SUPPLIED TEXT ::
In the traditional brick and mortar shopping model, a merchant decides to build a store in a community taking into consideration the people within a particular distance radius of where the store will be located. It is assumed that the store’s merchandise will cater to those people and as such the assortment is carefully selected – within the constraints of space at the store – to maximize the product turnaround. Careful analysis of the store demographics is performed to fine tune the assortment, and pricing is determined both by demographics, and other competitive options that people might have available within the store radius of influence. This model worked well for many years, allowing the creation, consolidation and growth of national, regional and local retailers that followed pretty much these same principles when opening new stores.
This model had a very good advantages, the customers knew what to expect and how to operate within the model and It was very straightforward: 1) look for something that you like on the shelf, 2) take to the register where it will be bagged and 3) pay for it and take it home. This model was also defined by some as “Cash and Carry”, as you would pay for things with cash (or equivalent) and take the merchandise home with you. This model provides an immediate gratification to the buyer and it is fairly simple for the retailer to operate as most of the goods were delivered to the store from a distribution center (Figure 2)
In order for the traditional model to work, both the Distribution Centers and the customers should be close to the store. Physical distance was of paramount of importance because both the cost of delivering goods to the store and the hassle for customers to get to the store increase proportionally to the distance it takes them to reach to the store (Figure 3)
So while people could potential drive a longer distance to get to their favorite store, the reality is that if the store is too far, they would probably not do it, and they would probably just settle for a comparable alternative that was convenient to them.
The internet changed the entire paradigm by opening a virtual store that is always a click away, taking the shopping convenience to an entirely new level where you can shop from anywhere you have a connected device without worrying about distance, gas or how you look.
The virtual store itself brought significant advantages to shoppers given them access to an expanded assortment – not limited by physical shelve space constraints, lower prices – giving that the ecommerce retailers could pass on the savings in store personnel, store maintenance, parking lots, etc – and in many instances lower taxes –typically companies are not required to withhold local sales taxes for out of state shoppers.
Many old time retailers were skeptical of the new model as it require access to a computer, internet and the ability to buy based on a limited description of the item rather than having access to the item itself, however time proved them wrong as the internet expanded into everybody’s pockets with the advent of the smartphone and tablets. Further, the benefits of price and selection outweighed any potential concerns of not being able to touch the item, especially for commodity such as books, electronics and many others categories.
The new model was not perfect; it had a small chin in the armor, the wait time. Typically shoppers would need to wait between 3 to 5 business days to get their item after submitting the order. (Figure 4).
The battle was on, with location and immediate gratification as its only weapons, brick and mortar retailers tried to wage war on their ecommerce counterparts with limited success. The ecommerce retailers counterattacked by building additional distribution centers closer to their customers and by introducing special programs that allowed members to receive their orders in about 2 business days. Having lost the battle on price and selection to the internet retailers (Figure 5), brick and mortar retailers could not afford to let them eliminate the location hurdle to wipe them over, so a new strategy was needed.

DIRECTIVE A ::
According to the retail text, how long did online shoppers typically wait after submitting an order before receiving their item?

ENTRIES ::
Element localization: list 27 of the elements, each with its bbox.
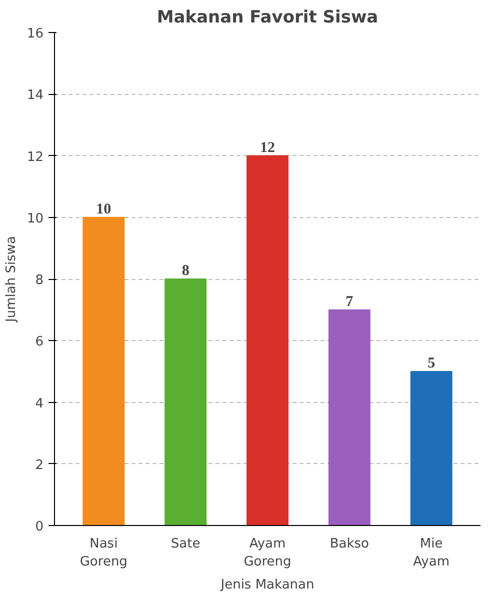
y-tick-label: 10	[26, 211, 44, 226]
y-tick-label: 4	[35, 396, 44, 412]
data-label: 10	[96, 201, 112, 218]
x-tick-label: Nasi Goreng	[80, 536, 128, 570]
x-axis-title: Jenis Makanan	[220, 578, 314, 592]
bar	[82, 216, 125, 526]
y-tick-label: 16	[26, 26, 44, 42]
x-tick-label: Mie Ayam	[413, 536, 450, 570]
chart-title: Makanan Favorit Siswa	[156, 8, 378, 28]
bar	[410, 370, 452, 526]
data-label: 5	[428, 355, 436, 372]
bar	[328, 309, 370, 526]
x-tick-label: Bakso	[330, 536, 370, 552]
y-tick-label: 14	[26, 88, 44, 104]
y-tick-label: 2	[35, 458, 44, 473]
y-axis-title: Jumlah Siswa	[4, 236, 19, 323]
bar	[246, 155, 288, 526]
y-tick-label: 0	[35, 520, 44, 534]
bar	[164, 278, 207, 526]
y-tick-label: 8	[35, 273, 44, 288]
y-tick-label: 12	[26, 150, 44, 165]
data-label: 7	[346, 294, 354, 310]
data-label: 12	[260, 140, 275, 156]
y-tick-label: 6	[35, 334, 44, 350]
data-label: 8	[182, 263, 190, 279]
x-tick-label: Ayam Goreng	[244, 536, 292, 570]
x-tick-label: Sate	[170, 536, 200, 552]
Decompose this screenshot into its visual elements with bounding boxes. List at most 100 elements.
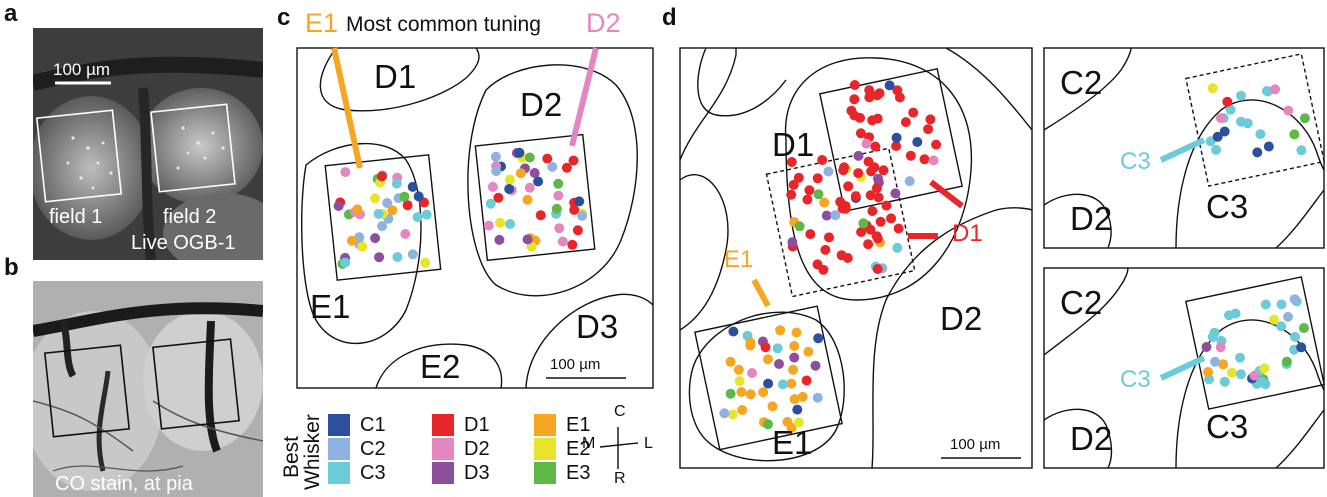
cell-dot — [1204, 374, 1214, 385]
cell-dot — [853, 168, 864, 179]
legend-label-e1: E1 — [566, 414, 591, 436]
cell-dot — [522, 194, 533, 205]
cell-dot — [775, 325, 786, 336]
cell-dot — [853, 150, 864, 161]
cell-dot — [490, 151, 501, 162]
legend-title-line1: Best — [280, 435, 303, 478]
barrel-outline-d2-main — [871, 207, 1033, 469]
cell-dot — [793, 172, 804, 183]
cell-dot — [892, 242, 903, 253]
cell-dot — [1230, 308, 1241, 319]
cell-dot — [1260, 299, 1271, 310]
cell-dot — [493, 192, 504, 203]
barrel-outline-c-top — [697, 47, 787, 117]
cell-dot — [421, 209, 432, 220]
cell-dot — [886, 213, 897, 224]
cell-dot — [900, 117, 911, 128]
cell-dot — [524, 152, 535, 163]
cell-dot — [522, 234, 533, 245]
cell-dot — [856, 227, 867, 237]
cell-dot — [483, 220, 494, 231]
cell-dot — [495, 217, 506, 228]
cell-dot — [782, 416, 793, 427]
legend-swatch-e1 — [534, 414, 556, 436]
legend-label-d3: D3 — [464, 462, 490, 484]
inset-bottom-marker: C3 — [1120, 366, 1151, 393]
inset-bottom-c3: C3 — [1206, 408, 1249, 445]
barrel-outline-d1 — [319, 47, 480, 112]
cell-dot — [863, 156, 874, 167]
cell-dot — [818, 264, 829, 275]
imaging-field-d-top — [819, 68, 963, 212]
cell-dot — [872, 264, 883, 274]
cell-dot — [1222, 96, 1233, 107]
inset-bottom-frame — [1043, 267, 1325, 469]
tuning-marker-c3-top — [1159, 137, 1206, 163]
legend-swatch-d3 — [432, 462, 454, 484]
cell-dot — [1276, 321, 1287, 332]
cell-dot — [1211, 144, 1222, 155]
cell-dot — [871, 183, 882, 194]
cell-dot — [794, 221, 805, 232]
cell-dot — [734, 376, 745, 386]
cell-dot — [824, 232, 834, 243]
cell-dot — [577, 210, 588, 221]
cell-dot — [1215, 342, 1226, 353]
cell-dot — [376, 171, 387, 182]
cell-dot — [725, 356, 736, 367]
scalebar-label-a: 100 µm — [53, 60, 111, 79]
cell-dot — [487, 181, 498, 192]
cell-dot — [402, 200, 413, 211]
cell-dot — [526, 241, 537, 252]
cell-dot — [346, 235, 357, 246]
cell-dot — [736, 387, 747, 397]
cell-dot — [836, 250, 847, 261]
cell-dot — [1207, 331, 1218, 342]
cell-dot — [873, 192, 884, 203]
cell-dot — [789, 394, 800, 405]
cell-dot — [524, 182, 535, 193]
cell-dot — [855, 128, 866, 139]
cell-dot — [817, 155, 828, 165]
legend-swatch-e2 — [534, 438, 556, 460]
cell-dot — [551, 203, 562, 214]
cell-dot — [760, 342, 771, 353]
cell-dot — [791, 327, 802, 338]
legend-swatch-e3 — [534, 462, 556, 484]
cell-dot — [855, 112, 865, 123]
cell-dot — [1283, 105, 1294, 116]
cell-dot — [387, 205, 398, 216]
legend-title-line2: Whisker — [301, 414, 324, 490]
compass-c: C — [614, 403, 626, 420]
barrel-label-d3: D3 — [576, 308, 619, 345]
compass-l: L — [644, 435, 653, 452]
cell-dot — [391, 178, 402, 189]
panel-label-b: b — [4, 254, 19, 281]
cell-dot — [931, 139, 942, 150]
cell-dot — [804, 185, 815, 196]
cell-dot — [793, 417, 804, 428]
cell-dot — [1263, 141, 1274, 152]
live-ogb1-photo-graphic — [33, 28, 263, 260]
cell-dot — [849, 94, 860, 105]
cell-dot — [547, 161, 558, 172]
cell-dot — [407, 181, 418, 192]
cell-dot — [333, 201, 344, 211]
imaging-field-1 — [324, 154, 442, 281]
cell-dot — [727, 409, 738, 420]
inset-top-c3: C3 — [1206, 188, 1249, 225]
cell-dot — [864, 85, 875, 96]
panel-label-a: a — [4, 0, 18, 27]
cell-dot — [802, 194, 813, 205]
scalebar-label-d: 100 µm — [950, 436, 1001, 453]
cell-dot — [1296, 145, 1307, 156]
cell-dot — [728, 326, 739, 337]
cell-dot — [788, 364, 799, 375]
cell-dot — [535, 210, 546, 221]
cell-dot — [884, 80, 895, 91]
cell-dot — [1252, 147, 1263, 158]
cell-dot — [872, 113, 883, 124]
panel-c-frame — [296, 47, 654, 389]
legend-label-d1: D1 — [464, 414, 490, 436]
cell-dot — [864, 92, 875, 103]
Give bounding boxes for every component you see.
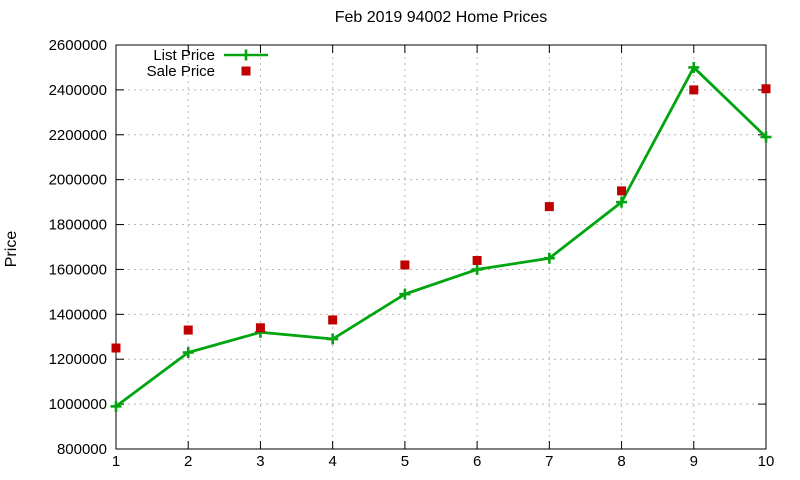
y-tick-label: 2000000 bbox=[49, 172, 107, 189]
series-line bbox=[115, 66, 767, 408]
square-marker bbox=[544, 202, 554, 212]
x-tick-label: 7 bbox=[545, 453, 553, 470]
legend-label-sale-price: Sale Price bbox=[146, 62, 215, 80]
x-tick-label: 1 bbox=[112, 453, 120, 470]
x-tick-label: 9 bbox=[690, 453, 698, 470]
legend-label-list-price: List Price bbox=[153, 46, 215, 64]
sale-price-marker-sample bbox=[223, 64, 269, 78]
square-marker bbox=[400, 260, 410, 270]
list-price-line-sample bbox=[223, 48, 269, 62]
square-marker bbox=[761, 84, 771, 94]
x-tick-label: 2 bbox=[184, 453, 192, 470]
x-tick-label: 5 bbox=[401, 453, 409, 470]
y-tick-label: 1400000 bbox=[49, 306, 107, 323]
square-marker bbox=[255, 323, 265, 333]
x-tick-label: 10 bbox=[758, 453, 775, 470]
square-marker-icon bbox=[241, 66, 251, 76]
y-tick-label: 1800000 bbox=[49, 217, 107, 234]
x-tick-label: 8 bbox=[617, 453, 625, 470]
y-tick-label: 2200000 bbox=[49, 127, 107, 144]
y-tick-label: 1600000 bbox=[49, 261, 107, 278]
square-marker bbox=[111, 343, 121, 353]
x-tick-label: 6 bbox=[473, 453, 481, 470]
y-tick-label: 1200000 bbox=[49, 351, 107, 368]
legend: List Price Sale Price bbox=[120, 46, 269, 80]
legend-row-sale-price: Sale Price bbox=[120, 62, 269, 80]
line-plus-icon bbox=[224, 49, 268, 61]
x-tick-label: 3 bbox=[256, 453, 264, 470]
legend-row-list-price: List Price bbox=[120, 46, 269, 64]
y-tick-label: 1000000 bbox=[49, 396, 107, 413]
y-tick-label: 2400000 bbox=[49, 82, 107, 99]
y-tick-label: 800000 bbox=[57, 441, 107, 458]
square-marker bbox=[689, 85, 699, 95]
plot-border bbox=[115, 44, 767, 450]
chart-title: Feb 2019 94002 Home Prices bbox=[334, 9, 548, 26]
x-tick-label: 4 bbox=[328, 453, 336, 470]
square-marker bbox=[472, 255, 482, 265]
y-tick-label: 2600000 bbox=[49, 37, 107, 54]
square-marker bbox=[617, 186, 627, 196]
square-marker bbox=[328, 315, 338, 325]
square-marker bbox=[183, 325, 193, 335]
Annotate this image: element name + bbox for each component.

DIRECTIVE B ::
From the entries, reproduce verbatim the part that opens with the line containing "y-tick-label: 2000000 bbox=[49, 172, 107, 189]" and closes with the line containing "y-tick-label: 1400000 bbox=[49, 306, 107, 323]", including both of those lines.

COMPLETE OUTPUT A ::
Between 3 and 5 business days.

COMPLETE OUTPUT B ::
y-tick-label: 2000000 bbox=[49, 172, 107, 189]
series-line bbox=[115, 66, 767, 408]
square-marker bbox=[544, 202, 554, 212]
x-tick-label: 7 bbox=[545, 453, 553, 470]
legend-label-sale-price: Sale Price bbox=[146, 62, 215, 80]
x-tick-label: 1 bbox=[112, 453, 120, 470]
x-tick-label: 9 bbox=[690, 453, 698, 470]
legend-label-list-price: List Price bbox=[153, 46, 215, 64]
sale-price-marker-sample bbox=[223, 64, 269, 78]
square-marker bbox=[400, 260, 410, 270]
list-price-line-sample bbox=[223, 48, 269, 62]
square-marker bbox=[761, 84, 771, 94]
x-tick-label: 2 bbox=[184, 453, 192, 470]
x-tick-label: 5 bbox=[401, 453, 409, 470]
y-tick-label: 1400000 bbox=[49, 306, 107, 323]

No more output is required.